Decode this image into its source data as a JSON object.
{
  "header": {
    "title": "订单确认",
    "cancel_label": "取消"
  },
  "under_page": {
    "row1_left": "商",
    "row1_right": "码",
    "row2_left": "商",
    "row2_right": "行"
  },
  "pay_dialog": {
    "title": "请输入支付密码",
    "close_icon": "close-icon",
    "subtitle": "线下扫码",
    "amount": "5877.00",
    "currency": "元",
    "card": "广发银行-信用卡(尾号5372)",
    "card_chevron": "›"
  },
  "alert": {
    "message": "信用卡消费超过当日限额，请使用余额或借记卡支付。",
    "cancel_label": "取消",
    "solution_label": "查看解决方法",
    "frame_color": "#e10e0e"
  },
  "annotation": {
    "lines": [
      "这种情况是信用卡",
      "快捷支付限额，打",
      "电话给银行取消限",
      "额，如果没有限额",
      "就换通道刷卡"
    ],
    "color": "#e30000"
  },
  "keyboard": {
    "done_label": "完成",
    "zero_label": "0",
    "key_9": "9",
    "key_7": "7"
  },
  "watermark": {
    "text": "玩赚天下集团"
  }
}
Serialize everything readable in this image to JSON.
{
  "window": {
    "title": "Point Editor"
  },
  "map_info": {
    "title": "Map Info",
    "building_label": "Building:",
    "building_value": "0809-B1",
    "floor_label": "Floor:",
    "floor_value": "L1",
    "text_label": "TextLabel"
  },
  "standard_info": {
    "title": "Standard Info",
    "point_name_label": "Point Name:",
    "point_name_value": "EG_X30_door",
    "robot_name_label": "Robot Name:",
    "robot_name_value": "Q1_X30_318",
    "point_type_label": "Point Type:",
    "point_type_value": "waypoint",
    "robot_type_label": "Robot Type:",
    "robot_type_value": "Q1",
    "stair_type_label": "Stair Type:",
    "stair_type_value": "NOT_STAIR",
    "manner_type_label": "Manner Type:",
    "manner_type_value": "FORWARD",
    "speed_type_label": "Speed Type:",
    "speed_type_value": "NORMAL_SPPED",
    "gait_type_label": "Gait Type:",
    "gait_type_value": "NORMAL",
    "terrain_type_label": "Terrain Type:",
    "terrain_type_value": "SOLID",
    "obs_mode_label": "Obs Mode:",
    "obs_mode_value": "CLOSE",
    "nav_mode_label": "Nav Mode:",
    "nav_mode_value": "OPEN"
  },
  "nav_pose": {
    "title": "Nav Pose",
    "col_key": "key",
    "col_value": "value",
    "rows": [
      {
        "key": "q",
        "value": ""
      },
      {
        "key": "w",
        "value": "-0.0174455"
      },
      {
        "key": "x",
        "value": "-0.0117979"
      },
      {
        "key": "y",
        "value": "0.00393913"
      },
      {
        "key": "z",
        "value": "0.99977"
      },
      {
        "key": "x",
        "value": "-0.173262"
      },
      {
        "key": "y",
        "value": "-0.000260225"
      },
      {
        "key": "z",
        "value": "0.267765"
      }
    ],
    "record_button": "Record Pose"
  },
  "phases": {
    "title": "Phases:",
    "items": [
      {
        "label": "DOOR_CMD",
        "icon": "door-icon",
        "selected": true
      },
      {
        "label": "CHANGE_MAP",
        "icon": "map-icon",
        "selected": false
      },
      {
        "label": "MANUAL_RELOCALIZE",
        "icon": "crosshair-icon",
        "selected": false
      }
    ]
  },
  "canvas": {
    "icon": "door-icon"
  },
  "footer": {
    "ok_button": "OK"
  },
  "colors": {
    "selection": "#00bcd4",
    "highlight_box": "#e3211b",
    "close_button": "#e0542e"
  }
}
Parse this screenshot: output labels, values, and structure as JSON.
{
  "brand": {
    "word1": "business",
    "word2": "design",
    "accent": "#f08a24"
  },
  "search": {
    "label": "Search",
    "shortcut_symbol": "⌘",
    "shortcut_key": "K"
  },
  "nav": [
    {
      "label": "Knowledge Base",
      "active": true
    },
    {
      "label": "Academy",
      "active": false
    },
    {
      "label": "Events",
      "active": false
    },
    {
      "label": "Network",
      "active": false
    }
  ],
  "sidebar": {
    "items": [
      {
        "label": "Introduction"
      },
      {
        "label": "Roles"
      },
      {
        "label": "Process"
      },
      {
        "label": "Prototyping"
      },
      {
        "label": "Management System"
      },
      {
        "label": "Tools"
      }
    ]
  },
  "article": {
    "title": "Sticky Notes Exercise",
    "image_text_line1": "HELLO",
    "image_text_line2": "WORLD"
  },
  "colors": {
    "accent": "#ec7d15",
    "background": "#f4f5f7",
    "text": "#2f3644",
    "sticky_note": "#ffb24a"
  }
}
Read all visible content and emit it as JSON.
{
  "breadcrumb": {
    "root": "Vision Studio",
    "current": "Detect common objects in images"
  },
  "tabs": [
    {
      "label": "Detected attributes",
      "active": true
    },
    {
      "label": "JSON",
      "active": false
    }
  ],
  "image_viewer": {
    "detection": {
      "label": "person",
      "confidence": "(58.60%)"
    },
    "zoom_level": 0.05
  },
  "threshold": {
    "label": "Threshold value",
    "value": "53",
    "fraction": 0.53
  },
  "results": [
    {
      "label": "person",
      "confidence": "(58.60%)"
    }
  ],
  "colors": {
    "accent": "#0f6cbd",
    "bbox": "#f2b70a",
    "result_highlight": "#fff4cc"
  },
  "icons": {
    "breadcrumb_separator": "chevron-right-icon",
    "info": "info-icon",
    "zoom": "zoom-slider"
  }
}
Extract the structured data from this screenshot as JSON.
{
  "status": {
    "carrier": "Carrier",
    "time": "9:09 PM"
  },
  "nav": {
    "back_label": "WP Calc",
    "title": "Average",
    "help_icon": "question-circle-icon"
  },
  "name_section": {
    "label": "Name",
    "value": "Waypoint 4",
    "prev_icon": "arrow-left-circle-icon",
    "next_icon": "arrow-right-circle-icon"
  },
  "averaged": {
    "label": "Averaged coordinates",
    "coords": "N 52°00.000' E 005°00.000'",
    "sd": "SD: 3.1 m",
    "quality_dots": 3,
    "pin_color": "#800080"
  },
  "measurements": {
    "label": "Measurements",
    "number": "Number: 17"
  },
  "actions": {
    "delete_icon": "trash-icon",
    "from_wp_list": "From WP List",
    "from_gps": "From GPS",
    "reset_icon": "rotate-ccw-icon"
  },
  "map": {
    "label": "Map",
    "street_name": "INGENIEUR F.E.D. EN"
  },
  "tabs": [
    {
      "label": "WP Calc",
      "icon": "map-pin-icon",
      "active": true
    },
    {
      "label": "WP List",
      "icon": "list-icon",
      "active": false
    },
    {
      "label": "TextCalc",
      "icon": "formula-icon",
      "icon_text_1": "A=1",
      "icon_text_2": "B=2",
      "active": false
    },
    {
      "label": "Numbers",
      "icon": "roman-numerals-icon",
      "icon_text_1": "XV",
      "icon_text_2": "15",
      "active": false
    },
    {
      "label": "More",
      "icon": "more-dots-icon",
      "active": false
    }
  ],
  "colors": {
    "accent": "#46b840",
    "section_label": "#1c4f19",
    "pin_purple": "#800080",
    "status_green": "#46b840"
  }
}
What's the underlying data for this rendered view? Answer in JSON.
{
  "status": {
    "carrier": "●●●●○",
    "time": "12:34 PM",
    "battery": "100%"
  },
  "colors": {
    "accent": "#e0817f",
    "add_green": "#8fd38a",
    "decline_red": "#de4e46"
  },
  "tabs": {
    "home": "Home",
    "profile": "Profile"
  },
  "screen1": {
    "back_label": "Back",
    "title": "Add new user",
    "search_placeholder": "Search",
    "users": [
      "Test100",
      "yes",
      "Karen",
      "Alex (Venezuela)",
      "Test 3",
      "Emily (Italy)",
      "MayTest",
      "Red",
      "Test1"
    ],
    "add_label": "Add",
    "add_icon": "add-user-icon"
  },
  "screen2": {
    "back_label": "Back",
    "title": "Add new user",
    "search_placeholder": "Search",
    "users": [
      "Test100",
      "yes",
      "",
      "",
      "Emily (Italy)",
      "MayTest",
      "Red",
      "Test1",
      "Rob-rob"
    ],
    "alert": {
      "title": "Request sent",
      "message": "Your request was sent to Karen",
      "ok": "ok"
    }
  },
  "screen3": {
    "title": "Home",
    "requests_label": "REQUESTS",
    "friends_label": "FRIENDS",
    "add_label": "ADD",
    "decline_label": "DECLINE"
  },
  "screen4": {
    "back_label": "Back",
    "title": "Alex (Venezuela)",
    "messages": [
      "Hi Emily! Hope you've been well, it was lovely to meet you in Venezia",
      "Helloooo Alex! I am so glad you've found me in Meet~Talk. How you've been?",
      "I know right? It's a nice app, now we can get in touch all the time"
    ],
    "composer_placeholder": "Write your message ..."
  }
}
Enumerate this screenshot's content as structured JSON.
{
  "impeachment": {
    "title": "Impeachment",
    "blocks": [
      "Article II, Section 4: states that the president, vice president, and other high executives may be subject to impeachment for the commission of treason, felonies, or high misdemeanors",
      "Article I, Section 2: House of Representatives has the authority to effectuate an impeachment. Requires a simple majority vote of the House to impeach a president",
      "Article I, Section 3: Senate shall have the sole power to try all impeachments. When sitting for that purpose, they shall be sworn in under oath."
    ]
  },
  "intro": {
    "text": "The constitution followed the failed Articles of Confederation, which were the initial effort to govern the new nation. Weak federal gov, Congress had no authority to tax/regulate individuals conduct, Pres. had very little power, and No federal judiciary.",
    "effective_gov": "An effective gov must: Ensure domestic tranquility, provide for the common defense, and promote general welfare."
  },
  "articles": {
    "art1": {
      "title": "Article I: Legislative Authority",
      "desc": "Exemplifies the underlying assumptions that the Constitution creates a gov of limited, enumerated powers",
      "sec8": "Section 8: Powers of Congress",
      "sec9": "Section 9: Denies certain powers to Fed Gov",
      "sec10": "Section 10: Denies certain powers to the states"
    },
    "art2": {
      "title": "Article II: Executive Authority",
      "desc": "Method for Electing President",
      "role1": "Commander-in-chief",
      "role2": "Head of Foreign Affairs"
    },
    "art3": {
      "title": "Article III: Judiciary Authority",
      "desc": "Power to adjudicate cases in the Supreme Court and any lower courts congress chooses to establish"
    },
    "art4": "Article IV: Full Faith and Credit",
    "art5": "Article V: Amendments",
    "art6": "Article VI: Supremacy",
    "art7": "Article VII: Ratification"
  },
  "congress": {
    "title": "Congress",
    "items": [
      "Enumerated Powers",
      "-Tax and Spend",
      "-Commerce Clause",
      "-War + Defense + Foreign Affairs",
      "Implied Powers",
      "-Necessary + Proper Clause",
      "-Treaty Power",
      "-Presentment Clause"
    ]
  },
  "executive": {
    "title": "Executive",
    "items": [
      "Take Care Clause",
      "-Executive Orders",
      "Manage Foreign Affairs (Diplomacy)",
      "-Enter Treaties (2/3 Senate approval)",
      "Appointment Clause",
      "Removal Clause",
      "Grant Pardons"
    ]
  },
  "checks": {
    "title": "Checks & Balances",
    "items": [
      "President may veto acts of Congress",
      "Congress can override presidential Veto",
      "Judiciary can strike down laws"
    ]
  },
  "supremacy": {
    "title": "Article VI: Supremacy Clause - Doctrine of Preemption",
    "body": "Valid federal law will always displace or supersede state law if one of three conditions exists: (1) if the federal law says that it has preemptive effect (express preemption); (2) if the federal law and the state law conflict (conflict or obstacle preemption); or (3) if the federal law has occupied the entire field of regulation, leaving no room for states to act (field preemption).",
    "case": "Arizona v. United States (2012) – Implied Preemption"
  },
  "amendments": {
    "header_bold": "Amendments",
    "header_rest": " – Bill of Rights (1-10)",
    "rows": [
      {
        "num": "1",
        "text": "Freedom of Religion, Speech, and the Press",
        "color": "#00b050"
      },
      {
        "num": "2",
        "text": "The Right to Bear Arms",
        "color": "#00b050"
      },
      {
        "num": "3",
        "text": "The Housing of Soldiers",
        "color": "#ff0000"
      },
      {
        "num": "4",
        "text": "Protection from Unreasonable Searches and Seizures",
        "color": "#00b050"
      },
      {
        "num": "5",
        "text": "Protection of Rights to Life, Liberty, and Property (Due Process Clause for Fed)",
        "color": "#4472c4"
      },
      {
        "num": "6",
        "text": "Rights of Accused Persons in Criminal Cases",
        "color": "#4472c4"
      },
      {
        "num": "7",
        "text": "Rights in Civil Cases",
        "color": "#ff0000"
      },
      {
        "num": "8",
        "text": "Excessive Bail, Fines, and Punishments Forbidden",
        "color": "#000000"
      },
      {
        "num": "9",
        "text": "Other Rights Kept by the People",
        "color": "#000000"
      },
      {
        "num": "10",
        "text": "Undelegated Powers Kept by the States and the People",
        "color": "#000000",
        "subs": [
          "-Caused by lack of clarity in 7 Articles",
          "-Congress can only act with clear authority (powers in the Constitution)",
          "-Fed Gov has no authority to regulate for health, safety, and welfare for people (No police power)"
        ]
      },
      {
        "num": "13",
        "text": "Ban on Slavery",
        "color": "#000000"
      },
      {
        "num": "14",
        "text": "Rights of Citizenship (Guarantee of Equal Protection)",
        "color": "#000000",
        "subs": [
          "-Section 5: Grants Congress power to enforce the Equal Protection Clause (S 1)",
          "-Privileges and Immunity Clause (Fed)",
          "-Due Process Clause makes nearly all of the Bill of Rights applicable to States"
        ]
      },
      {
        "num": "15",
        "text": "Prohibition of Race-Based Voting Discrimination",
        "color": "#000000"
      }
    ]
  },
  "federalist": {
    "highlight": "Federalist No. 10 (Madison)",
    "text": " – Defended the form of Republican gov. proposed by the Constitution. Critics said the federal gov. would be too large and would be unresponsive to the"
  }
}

[Required task]
Find all the lines containing "underlying" in the material, then copy them.

[Written response]
What's the underlying data for this rendered view? Answer in JSON.
      "desc": "Exemplifies the underlying assumptions that the Constitution creates a gov of limited, enumerated powers",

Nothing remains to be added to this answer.